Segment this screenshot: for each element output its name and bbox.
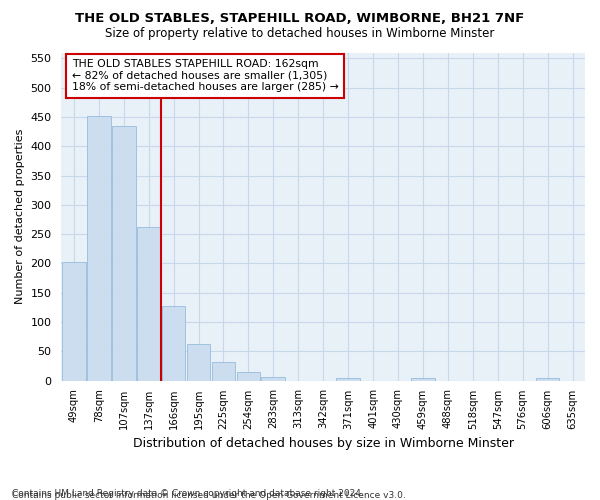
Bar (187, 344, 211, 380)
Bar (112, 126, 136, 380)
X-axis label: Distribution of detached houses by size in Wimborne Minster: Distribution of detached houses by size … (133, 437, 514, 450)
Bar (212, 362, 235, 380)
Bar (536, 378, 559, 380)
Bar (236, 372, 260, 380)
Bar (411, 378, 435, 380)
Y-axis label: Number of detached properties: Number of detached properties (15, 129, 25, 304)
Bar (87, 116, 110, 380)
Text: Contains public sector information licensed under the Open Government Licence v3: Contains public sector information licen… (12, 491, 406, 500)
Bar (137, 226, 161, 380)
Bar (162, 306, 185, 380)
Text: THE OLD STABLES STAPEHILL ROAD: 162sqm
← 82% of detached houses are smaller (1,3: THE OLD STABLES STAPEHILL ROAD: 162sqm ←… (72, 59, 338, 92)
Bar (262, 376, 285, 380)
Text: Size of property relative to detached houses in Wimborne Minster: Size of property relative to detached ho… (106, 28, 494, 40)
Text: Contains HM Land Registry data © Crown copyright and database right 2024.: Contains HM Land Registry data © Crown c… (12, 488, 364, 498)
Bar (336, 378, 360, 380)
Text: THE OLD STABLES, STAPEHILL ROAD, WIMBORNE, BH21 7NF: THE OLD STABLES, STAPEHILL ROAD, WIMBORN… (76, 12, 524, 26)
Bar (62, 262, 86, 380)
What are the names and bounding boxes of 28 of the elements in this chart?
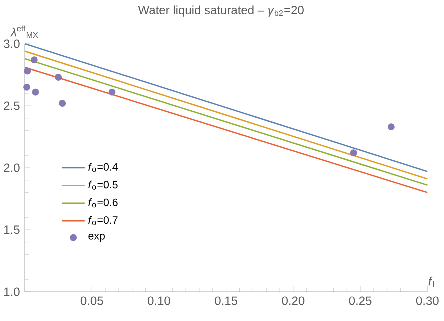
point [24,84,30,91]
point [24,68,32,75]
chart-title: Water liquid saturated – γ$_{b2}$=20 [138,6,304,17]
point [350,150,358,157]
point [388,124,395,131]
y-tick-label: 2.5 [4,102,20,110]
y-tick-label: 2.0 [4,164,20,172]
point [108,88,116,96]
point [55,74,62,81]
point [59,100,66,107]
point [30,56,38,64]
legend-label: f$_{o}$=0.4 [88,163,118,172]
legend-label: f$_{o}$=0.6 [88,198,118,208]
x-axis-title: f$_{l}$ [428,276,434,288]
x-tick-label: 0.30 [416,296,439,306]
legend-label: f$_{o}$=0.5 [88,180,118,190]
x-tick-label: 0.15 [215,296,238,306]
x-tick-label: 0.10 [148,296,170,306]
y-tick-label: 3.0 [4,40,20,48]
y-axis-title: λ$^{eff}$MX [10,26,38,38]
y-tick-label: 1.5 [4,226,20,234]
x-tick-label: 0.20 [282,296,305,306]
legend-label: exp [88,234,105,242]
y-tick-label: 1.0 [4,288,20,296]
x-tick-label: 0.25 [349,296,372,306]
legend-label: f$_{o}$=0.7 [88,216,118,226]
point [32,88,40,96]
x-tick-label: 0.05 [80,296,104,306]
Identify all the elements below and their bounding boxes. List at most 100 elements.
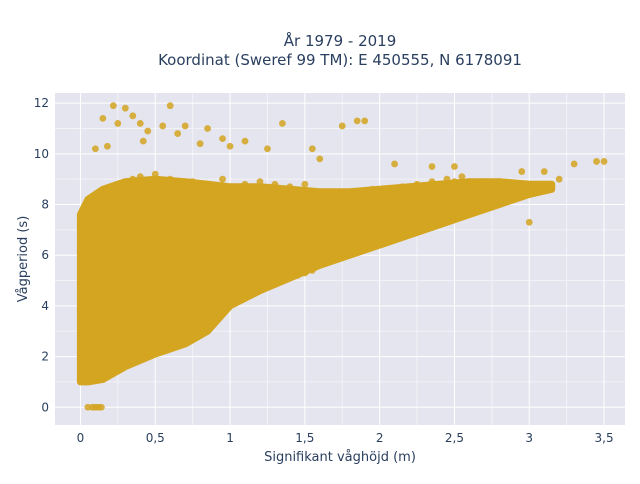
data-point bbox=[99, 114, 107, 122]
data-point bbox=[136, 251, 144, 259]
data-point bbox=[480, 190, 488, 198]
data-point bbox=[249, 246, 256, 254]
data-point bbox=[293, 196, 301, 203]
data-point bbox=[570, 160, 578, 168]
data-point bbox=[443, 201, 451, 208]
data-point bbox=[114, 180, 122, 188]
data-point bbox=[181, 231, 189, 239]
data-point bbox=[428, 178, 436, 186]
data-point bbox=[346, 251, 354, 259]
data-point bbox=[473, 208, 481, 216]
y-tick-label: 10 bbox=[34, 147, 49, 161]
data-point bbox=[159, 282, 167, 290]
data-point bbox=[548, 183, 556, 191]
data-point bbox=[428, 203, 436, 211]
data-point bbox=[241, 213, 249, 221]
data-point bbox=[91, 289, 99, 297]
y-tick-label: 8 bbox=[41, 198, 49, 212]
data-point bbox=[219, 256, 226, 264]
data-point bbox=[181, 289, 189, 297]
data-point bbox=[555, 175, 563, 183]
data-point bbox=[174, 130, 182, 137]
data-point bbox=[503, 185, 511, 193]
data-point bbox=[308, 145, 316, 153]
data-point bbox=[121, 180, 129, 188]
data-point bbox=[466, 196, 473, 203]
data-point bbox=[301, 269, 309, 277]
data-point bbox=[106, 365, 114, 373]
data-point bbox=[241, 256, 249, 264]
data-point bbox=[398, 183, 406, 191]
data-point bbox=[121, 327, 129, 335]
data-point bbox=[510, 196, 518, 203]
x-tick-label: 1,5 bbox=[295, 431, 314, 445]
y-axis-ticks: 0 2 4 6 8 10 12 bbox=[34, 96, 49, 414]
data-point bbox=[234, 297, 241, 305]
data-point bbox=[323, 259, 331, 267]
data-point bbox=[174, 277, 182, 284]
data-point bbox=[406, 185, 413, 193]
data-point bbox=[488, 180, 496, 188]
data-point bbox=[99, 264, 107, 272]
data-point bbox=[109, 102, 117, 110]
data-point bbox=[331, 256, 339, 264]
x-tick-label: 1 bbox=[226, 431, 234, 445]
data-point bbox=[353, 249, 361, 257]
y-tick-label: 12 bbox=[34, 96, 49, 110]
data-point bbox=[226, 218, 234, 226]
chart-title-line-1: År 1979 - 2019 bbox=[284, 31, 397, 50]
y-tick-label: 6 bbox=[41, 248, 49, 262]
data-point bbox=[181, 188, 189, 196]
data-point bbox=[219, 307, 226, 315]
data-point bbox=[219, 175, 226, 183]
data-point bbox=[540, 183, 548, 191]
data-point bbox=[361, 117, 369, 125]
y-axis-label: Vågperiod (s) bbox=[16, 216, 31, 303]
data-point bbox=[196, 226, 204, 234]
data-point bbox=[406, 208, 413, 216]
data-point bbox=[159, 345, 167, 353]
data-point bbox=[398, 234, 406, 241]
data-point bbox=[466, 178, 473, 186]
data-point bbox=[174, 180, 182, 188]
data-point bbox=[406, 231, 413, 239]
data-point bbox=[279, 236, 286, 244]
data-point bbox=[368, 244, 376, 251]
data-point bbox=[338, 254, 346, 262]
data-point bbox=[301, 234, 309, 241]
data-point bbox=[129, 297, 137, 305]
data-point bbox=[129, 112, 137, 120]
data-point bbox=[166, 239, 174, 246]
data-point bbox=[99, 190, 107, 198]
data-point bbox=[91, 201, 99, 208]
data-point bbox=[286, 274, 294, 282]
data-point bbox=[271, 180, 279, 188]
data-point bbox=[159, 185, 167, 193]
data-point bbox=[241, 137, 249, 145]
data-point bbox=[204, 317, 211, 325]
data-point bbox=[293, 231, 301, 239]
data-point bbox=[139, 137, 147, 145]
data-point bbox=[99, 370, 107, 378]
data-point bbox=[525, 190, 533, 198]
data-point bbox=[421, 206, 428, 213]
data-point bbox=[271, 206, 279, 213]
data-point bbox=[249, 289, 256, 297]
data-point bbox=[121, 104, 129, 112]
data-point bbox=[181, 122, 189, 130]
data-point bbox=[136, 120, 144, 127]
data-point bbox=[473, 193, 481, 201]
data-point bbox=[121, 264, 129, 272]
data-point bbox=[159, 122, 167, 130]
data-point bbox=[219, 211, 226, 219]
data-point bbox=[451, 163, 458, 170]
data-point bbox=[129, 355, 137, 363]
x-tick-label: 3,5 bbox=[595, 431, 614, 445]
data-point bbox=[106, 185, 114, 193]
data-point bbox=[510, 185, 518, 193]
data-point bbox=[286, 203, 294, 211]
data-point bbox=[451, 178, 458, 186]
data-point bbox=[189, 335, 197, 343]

== TO BE DONE ==
Quote the lines of the listing word for word, starting with the line that contains "data-point bbox=[99, 114, 107, 122]" and ending with the line that contains "data-point bbox=[234, 297, 241, 305]", both included.

== SOLUTION FOR THIS TASK ==
data-point bbox=[99, 114, 107, 122]
data-point bbox=[136, 251, 144, 259]
data-point bbox=[480, 190, 488, 198]
data-point bbox=[249, 246, 256, 254]
data-point bbox=[293, 196, 301, 203]
data-point bbox=[570, 160, 578, 168]
data-point bbox=[443, 201, 451, 208]
data-point bbox=[114, 180, 122, 188]
data-point bbox=[181, 231, 189, 239]
data-point bbox=[428, 178, 436, 186]
data-point bbox=[346, 251, 354, 259]
data-point bbox=[473, 208, 481, 216]
y-tick-label: 10 bbox=[34, 147, 49, 161]
data-point bbox=[159, 282, 167, 290]
data-point bbox=[548, 183, 556, 191]
data-point bbox=[428, 203, 436, 211]
data-point bbox=[241, 213, 249, 221]
data-point bbox=[91, 289, 99, 297]
y-tick-label: 8 bbox=[41, 198, 49, 212]
data-point bbox=[219, 256, 226, 264]
data-point bbox=[181, 289, 189, 297]
data-point bbox=[555, 175, 563, 183]
data-point bbox=[174, 130, 182, 137]
data-point bbox=[503, 185, 511, 193]
data-point bbox=[308, 145, 316, 153]
data-point bbox=[121, 180, 129, 188]
data-point bbox=[466, 196, 473, 203]
data-point bbox=[301, 269, 309, 277]
data-point bbox=[106, 365, 114, 373]
data-point bbox=[241, 256, 249, 264]
data-point bbox=[398, 183, 406, 191]
data-point bbox=[121, 327, 129, 335]
data-point bbox=[510, 196, 518, 203]
x-tick-label: 1,5 bbox=[295, 431, 314, 445]
y-axis-ticks: 0 2 4 6 8 10 12 bbox=[34, 96, 49, 414]
data-point bbox=[234, 297, 241, 305]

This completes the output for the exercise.